* [Written problem]
Pull out every line below that holds the word "Damen".

[Records]
_____

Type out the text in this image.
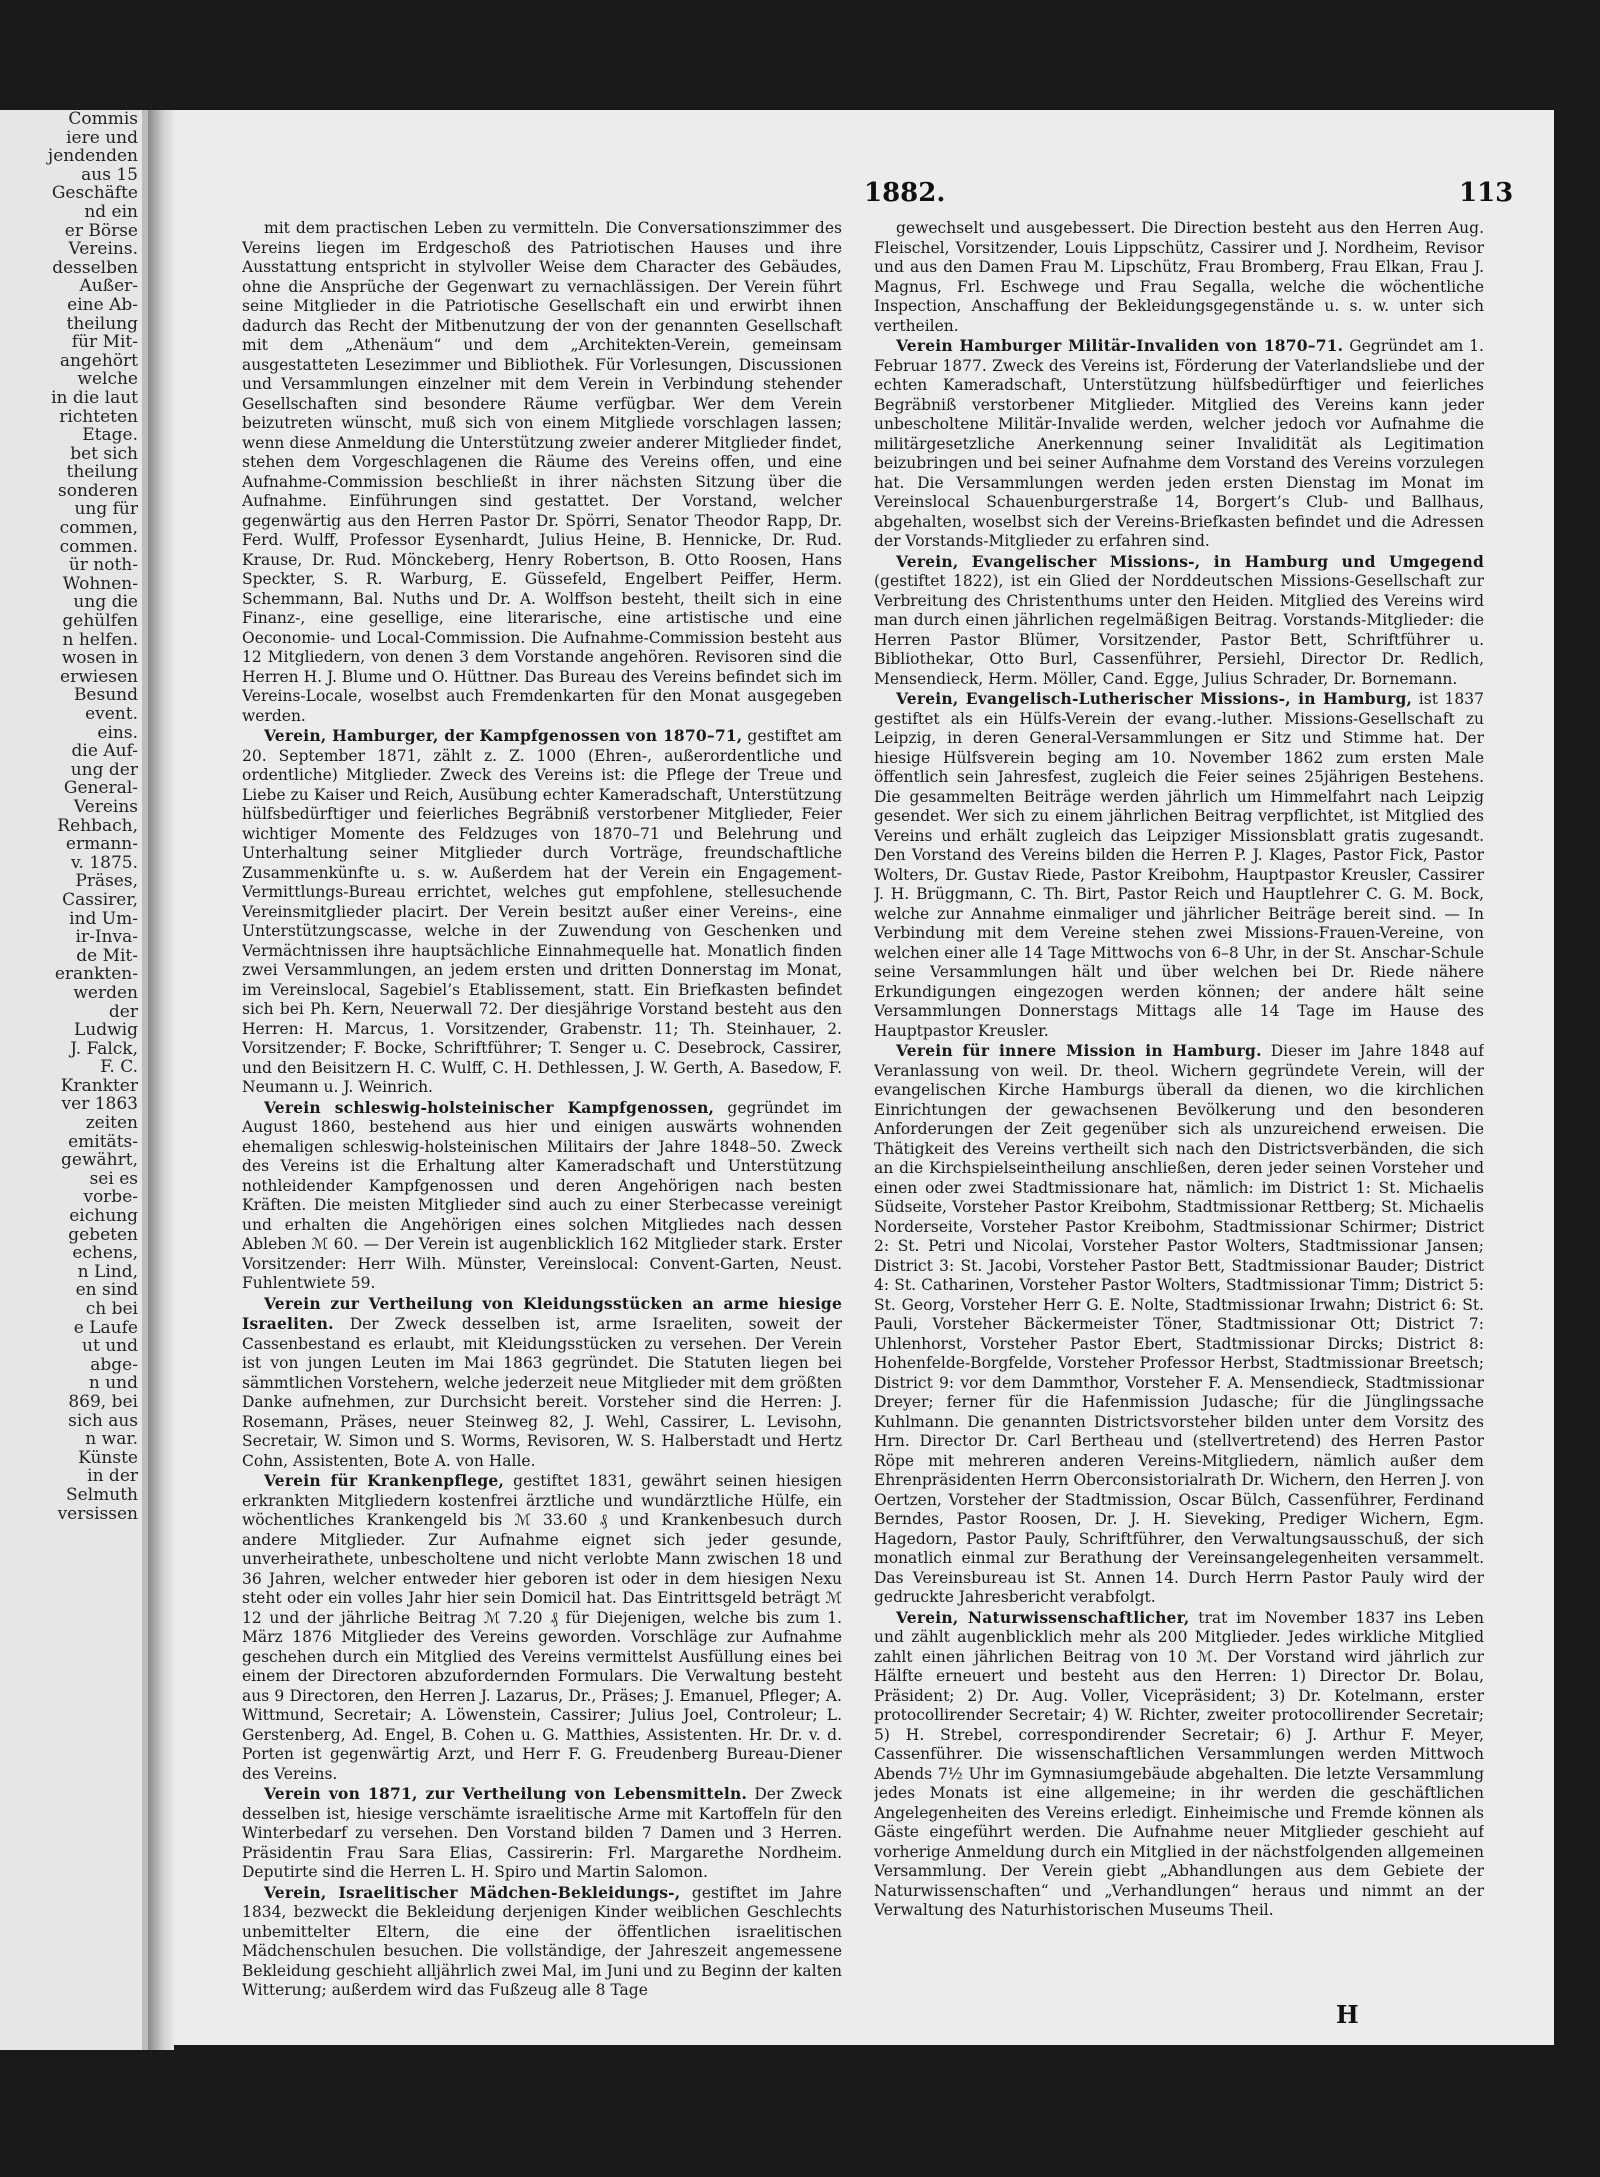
Commis
iere und
jendenden
aus 15
Geschäfte
nd ein
er Börse
Vereins.
desselben
Außer-
eine Ab-
theilung
für Mit-
angehört
welche
in die laut
richteten
Etage.
bet sich
theilung
sonderen
ung für
commen,
commen.
ür noth-
Wohnen-
ung die
gehülfen
n helfen.
wosen in
erwiesen
Besund
event.
eins.
die Auf-
ung der
General-
Vereins
Rehbach,
ermann-
v. 1875.
Präses,
Cassirer,
ind Um-
ir-Inva-
de Mit-
erankten-
werden
der
Ludwig
J. Falck,
F. C.
Krankter
ver 1863
zeiten
emitäts-
gewährt,
sei es
vorbe-
eichung
gebeten
echens,
n Lind,
en sind
ch bei
e Laufe
ut und
abge-
n und
869, bei
sich aus
n war.
Künste
in der
Selmuth
versissen
1882.	113

mit dem practischen Leben zu vermitteln. Die Conversationszimmer des Vereins liegen im Erdgeschoß des Patriotischen Hauses und ihre Ausstattung entspricht in stylvoller Weise dem Character des Gebäudes, ohne die Ansprüche der Gegenwart zu vernachlässigen. Der Verein führt seine Mitglieder in die Patriotische Gesellschaft ein und erwirbt ihnen dadurch das Recht der Mitbenutzung der von der genannten Gesellschaft mit dem „Athenäum“ und dem „Architekten-Verein, gemeinsam ausgestatteten Lesezimmer und Bibliothek. Für Vorlesungen, Discussionen und Versammlungen einzelner mit dem Verein in Verbindung stehender Gesellschaften sind besondere Räume verfügbar. Wer dem Verein beizutreten wünscht, muß sich von einem Mitgliede vorschlagen lassen; wenn diese Anmeldung die Unterstützung zweier anderer Mitglieder findet, stehen dem Vorgeschlagenen die Räume des Vereins offen, und eine Aufnahme-Commission beschließt in ihrer nächsten Sitzung über die Aufnahme. Einführungen sind gestattet. Der Vorstand, welcher gegenwärtig aus den Herren Pastor Dr. Spörri, Senator Theodor Rapp, Dr. Ferd. Wulff, Professor Eysenhardt, Julius Heine, B. Hennicke, Dr. Rud. Krause, Dr. Rud. Mönckeberg, Henry Robertson, B. Otto Roosen, Hans Speckter, S. R. Warburg, E. Güssefeld, Engelbert Peiffer, Herm. Schemmann, Bal. Nuths und Dr. A. Wolffson besteht, theilt sich in eine Finanz-, eine gesellige, eine literarische, eine artistische und eine Oeconomie- und Local-Commission. Die Aufnahme-Commission besteht aus 12 Mitgliedern, von denen 3 dem Vorstande angehören. Revisoren sind die Herren H. J. Blume und O. Hüttner. Das Bureau des Vereins befindet sich im Vereins-Locale, woselbst auch Fremdenkarten für den Monat ausgegeben werden.

Verein, Hamburger, der Kampfgenossen von 1870–71, gestiftet am 20. September 1871, zählt z. Z. 1000 (Ehren-, außerordentliche und ordentliche) Mitglieder. Zweck des Vereins ist: die Pflege der Treue und Liebe zu Kaiser und Reich, Ausübung echter Kameradschaft, Unterstützung hülfsbedürftiger und feierliches Begräbniß verstorbener Mitglieder, Feier wichtiger Momente des Feldzuges von 1870–71 und Belehrung und Unterhaltung seiner Mitglieder durch Vorträge, freundschaftliche Zusammenkünfte u. s. w. Außerdem hat der Verein ein Engagement-Vermittlungs-Bureau errichtet, welches gut empfohlene, stellesuchende Vereinsmitglieder placirt. Der Verein besitzt außer einer Vereins-, eine Unterstützungscasse, welche in der Zuwendung von Geschenken und Vermächtnissen ihre hauptsächliche Einnahmequelle hat. Monatlich finden zwei Versammlungen, an jedem ersten und dritten Donnerstag im Monat, im Vereinslocal, Sagebiel’s Etablissement, statt. Ein Briefkasten befindet sich bei Ph. Kern, Neuerwall 72. Der diesjährige Vorstand besteht aus den Herren: H. Marcus, 1. Vorsitzender, Grabenstr. 11; Th. Steinhauer, 2. Vorsitzender; F. Bocke, Schriftführer; T. Senger u. C. Desebrock, Cassirer, und den Beisitzern H. C. Wulff, C. H. Dethlessen, J. W. Gerth, A. Basedow, F. Neumann u. J. Weinrich.

Verein schleswig-holsteinischer Kampfgenossen, gegründet im August 1860, bestehend aus hier und einigen auswärts wohnenden ehemaligen schleswig-holsteinischen Militairs der Jahre 1848–50. Zweck des Vereins ist die Erhaltung alter Kameradschaft und Unterstützung nothleidender Kampfgenossen und deren Angehörigen nach besten Kräften. Die meisten Mitglieder sind auch zu einer Sterbecasse vereinigt und erhalten die Angehörigen eines solchen Mitgliedes nach dessen Ableben ℳ 60. — Der Verein ist augenblicklich 162 Mitglieder stark. Erster Vorsitzender: Herr Wilh. Münster, Vereinslocal: Convent-Garten, Neust. Fuhlentwiete 59.

Verein zur Vertheilung von Kleidungsstücken an arme hiesige Israeliten. Der Zweck desselben ist, arme Israeliten, soweit der Cassenbestand es erlaubt, mit Kleidungsstücken zu versehen. Der Verein ist von jungen Leuten im Mai 1863 gegründet. Die Statuten liegen bei sämmtlichen Vorstehern, welche jederzeit neue Mitglieder mit dem größten Danke aufnehmen, zur Durchsicht bereit. Vorsteher sind die Herren: J. Rosemann, Präses, neuer Steinweg 82, J. Wehl, Cassirer, L. Levisohn, Secretair, W. Simon und S. Worms, Revisoren, W. S. Halberstadt und Hertz Cohn, Assistenten, Bote A. von Halle.

Verein für Krankenpflege, gestiftet 1831, gewährt seinen hiesigen erkrankten Mitgliedern kostenfrei ärztliche und wundärztliche Hülfe, ein wöchentliches Krankengeld bis ℳ 33.60 ₰ und Krankenbesuch durch andere Mitglieder. Zur Aufnahme eignet sich jeder gesunde, unverheirathete, unbescholtene und nicht verlobte Mann zwischen 18 und 36 Jahren, welcher entweder hier geboren ist oder in dem hiesigen Nexu steht oder ein volles Jahr hier sein Domicil hat. Das Eintrittsgeld beträgt ℳ 12 und der jährliche Beitrag ℳ 7.20 ₰ für Diejenigen, welche bis zum 1. März 1876 Mitglieder des Vereins geworden. Vorschläge zur Aufnahme geschehen durch ein Mitglied des Vereins vermittelst Ausfüllung eines bei einem der Directoren abzufordernden Formulars. Die Verwaltung besteht aus 9 Directoren, den Herren J. Lazarus, Dr., Präses; J. Emanuel, Pfleger; A. Wittmund, Secretair; A. Löwenstein, Cassirer; Julius Joel, Controleur; L. Gerstenberg, Ad. Engel, B. Cohen u. G. Matthies, Assistenten. Hr. Dr. v. d. Porten ist gegenwärtig Arzt, und Herr F. G. Freudenberg Bureau-Diener des Vereins.

Verein von 1871, zur Vertheilung von Lebensmitteln. Der Zweck desselben ist, hiesige verschämte israelitische Arme mit Kartoffeln für den Winterbedarf zu versehen. Den Vorstand bilden 7 Damen und 3 Herren. Präsidentin Frau Sara Elias, Cassirerin: Frl. Margarethe Nordheim. Deputirte sind die Herren L. H. Spiro und Martin Salomon.

Verein, Israelitischer Mädchen-Bekleidungs-, gestiftet im Jahre 1834, bezweckt die Bekleidung derjenigen Kinder weiblichen Geschlechts unbemittelter Eltern, die eine der öffentlichen israelitischen Mädchenschulen besuchen. Die vollständige, der Jahreszeit angemessene Bekleidung geschieht alljährlich zwei Mal, im Juni und zu Beginn der kalten Witterung; außerdem wird das Fußzeug alle 8 Tage

gewechselt und ausgebessert. Die Direction besteht aus den Herren Aug. Fleischel, Vorsitzender, Louis Lippschütz, Cassirer und J. Nordheim, Revisor und aus den Damen Frau M. Lipschütz, Frau Bromberg, Frau Elkan, Frau J. Magnus, Frl. Eschwege und Frau Segalla, welche die wöchentliche Inspection, Anschaffung der Bekleidungsgegenstände u. s. w. unter sich vertheilen.

Verein Hamburger Militär-Invaliden von 1870–71. Gegründet am 1. Februar 1877. Zweck des Vereins ist, Förderung der Vaterlandsliebe und der echten Kameradschaft, Unterstützung hülfsbedürftiger und feierliches Begräbniß verstorbener Mitglieder. Mitglied des Vereins kann jeder unbescholtene Militär-Invalide werden, welcher jedoch vor Aufnahme die militärgesetzliche Anerkennung seiner Invalidität als Legitimation beizubringen und bei seiner Aufnahme dem Vorstand des Vereins vorzulegen hat. Die Versammlungen werden jeden ersten Dienstag im Monat im Vereinslocal Schauenburgerstraße 14, Borgert’s Club- und Ballhaus, abgehalten, woselbst sich der Vereins-Briefkasten befindet und die Adressen der Vorstands-Mitglieder zu erfahren sind.

Verein, Evangelischer Missions-, in Hamburg und Umgegend (gestiftet 1822), ist ein Glied der Norddeutschen Missions-Gesellschaft zur Verbreitung des Christenthums unter den Heiden. Mitglied des Vereins wird man durch einen jährlichen regelmäßigen Beitrag. Vorstands-Mitglieder: die Herren Pastor Blümer, Vorsitzender, Pastor Bett, Schriftführer u. Bibliothekar, Otto Burl, Cassenführer, Persiehl, Director Dr. Redlich, Mensendieck, Herm. Möller, Cand. Egge, Julius Schrader, Dr. Bornemann.

Verein, Evangelisch-Lutherischer Missions-, in Hamburg, ist 1837 gestiftet als ein Hülfs-Verein der evang.-luther. Missions-Gesellschaft zu Leipzig, in deren General-Versammlungen er Sitz und Stimme hat. Der hiesige Hülfsverein beging am 10. November 1862 zum ersten Male öffentlich sein Jahresfest, zugleich die Feier seines 25jährigen Bestehens. Die gesammelten Beiträge werden jährlich um Himmelfahrt nach Leipzig gesendet. Wer sich zu einem jährlichen Beitrag verpflichtet, ist Mitglied des Vereins und erhält zugleich das Leipziger Missionsblatt gratis zugesandt. Den Vorstand des Vereins bilden die Herren P. J. Klages, Pastor Fick, Pastor Wolters, Dr. Gustav Riede, Pastor Kreibohm, Hauptpastor Kreusler, Cassirer J. H. Brüggmann, C. Th. Birt, Pastor Reich und Hauptlehrer C. G. M. Bock, welche zur Annahme einmaliger und jährlicher Beiträge bereit sind. — In Verbindung mit dem Vereine stehen zwei Missions-Frauen-Vereine, von welchen einer alle 14 Tage Mittwochs von 6–8 Uhr, in der St. Anschar-Schule seine Versammlungen hält und über welchen bei Dr. Riede nähere Erkundigungen eingezogen werden können; der andere hält seine Versammlungen Donnerstags Mittags alle 14 Tage im Hause des Hauptpastor Kreusler.

Verein für innere Mission in Hamburg. Dieser im Jahre 1848 auf Veranlassung von weil. Dr. theol. Wichern gegründete Verein, will der evangelischen Kirche Hamburgs überall da dienen, wo die kirchlichen Einrichtungen der gewachsenen Bevölkerung und den besonderen Anforderungen der Zeit gegenüber sich als unzureichend erweisen. Die Thätigkeit des Vereins vertheilt sich nach den Districtsverbänden, die sich an die Kirchspielseintheilung anschließen, deren jeder seinen Vorsteher und einen oder zwei Stadtmissionare hat, nämlich: im District 1: St. Michaelis Südseite, Vorsteher Pastor Kreibohm, Stadtmissionar Rettberg; St. Michaelis Norderseite, Vorsteher Pastor Kreibohm, Stadtmissionar Schirmer; District 2: St. Petri und Nicolai, Vorsteher Pastor Wolters, Stadtmissionar Jansen; District 3: St. Jacobi, Vorsteher Pastor Bett, Stadtmissionar Bauder; District 4: St. Catharinen, Vorsteher Pastor Wolters, Stadtmissionar Timm; District 5: St. Georg, Vorsteher Herr G. E. Nolte, Stadtmissionar Irwahn; District 6: St. Pauli, Vorsteher Bäckermeister Töner, Stadtmissionar Ott; District 7: Uhlenhorst, Vorsteher Pastor Ebert, Stadtmissionar Dircks; District 8: Hohenfelde-Borgfelde, Vorsteher Professor Herbst, Stadtmissionar Breetsch; District 9: vor dem Dammthor, Vorsteher F. A. Mensendieck, Stadtmissionar Dreyer; ferner für die Hafenmission Judasche; für die Jünglingssache Kuhlmann. Die genannten Districtsvorsteher bilden unter dem Vorsitz des Hrn. Director Dr. Carl Bertheau und (stellvertretend) des Herren Pastor Röpe mit mehreren anderen Vereins-Mitgliedern, nämlich außer dem Ehrenpräsidenten Herrn Oberconsistorialrath Dr. Wichern, den Herren J. von Oertzen, Vorsteher der Stadtmission, Oscar Bülch, Cassenführer, Ferdinand Berndes, Pastor Roosen, Dr. J. H. Sieveking, Prediger Wichern, Egm. Hagedorn, Pastor Pauly, Schriftführer, den Verwaltungsausschuß, der sich monatlich einmal zur Berathung der Vereinsangelegenheiten versammelt. Das Vereinsbureau ist St. Annen 14. Durch Herrn Pastor Pauly wird der gedruckte Jahresbericht verabfolgt.

Verein, Naturwissenschaftlicher, trat im November 1837 ins Leben und zählt augenblicklich mehr als 200 Mitglieder. Jedes wirkliche Mitglied zahlt einen jährlichen Beitrag von 10 ℳ. Der Vorstand wird jährlich zur Hälfte erneuert und besteht aus den Herren: 1) Director Dr. Bolau, Präsident; 2) Dr. Aug. Voller, Vicepräsident; 3) Dr. Kotelmann, erster protocollirender Secretair; 4) W. Richter, zweiter protocollirender Secretair; 5) H. Strebel, correspondirender Secretair; 6) J. Arthur F. Meyer, Cassenführer. Die wissenschaftlichen Versammlungen werden Mittwoch Abends 7½ Uhr im Gymnasiumgebäude abgehalten. Die letzte Versammlung jedes Monats ist eine allgemeine; in ihr werden die geschäftlichen Angelegenheiten des Vereins erledigt. Einheimische und Fremde können als Gäste eingeführt werden. Die Aufnahme neuer Mitglieder geschieht auf vorherige Anmeldung durch ein Mitglied in der nächstfolgenden allgemeinen Versammlung. Der Verein giebt „Abhandlungen aus dem Gebiete der Naturwissenschaften“ und „Verhandlungen“ heraus und nimmt an der Verwaltung des Naturhistorischen Museums Theil.

H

_____

* [Output of the exercise]
Verein von 1871, zur Vertheilung von Lebensmitteln. Der Zweck desselben ist, hiesige verschämte israelitische Arme mit Kartoffeln für den Winterbedarf zu versehen. Den Vorstand bilden 7 Damen und 3 Herren. Präsidentin Frau Sara Elias, Cassirerin: Frl. Margarethe Nordheim. Deputirte sind die Herren L. H. Spiro und Martin Salomon.
gewechselt und ausgebessert. Die Direction besteht aus den Herren Aug. Fleischel, Vorsitzender, Louis Lippschütz, Cassirer und J. Nordheim, Revisor und aus den Damen Frau M. Lipschütz, Frau Bromberg, Frau Elkan, Frau J. Magnus, Frl. Eschwege und Frau Segalla, welche die wöchentliche Inspection, Anschaffung der Bekleidungsgegenstände u. s. w. unter sich vertheilen.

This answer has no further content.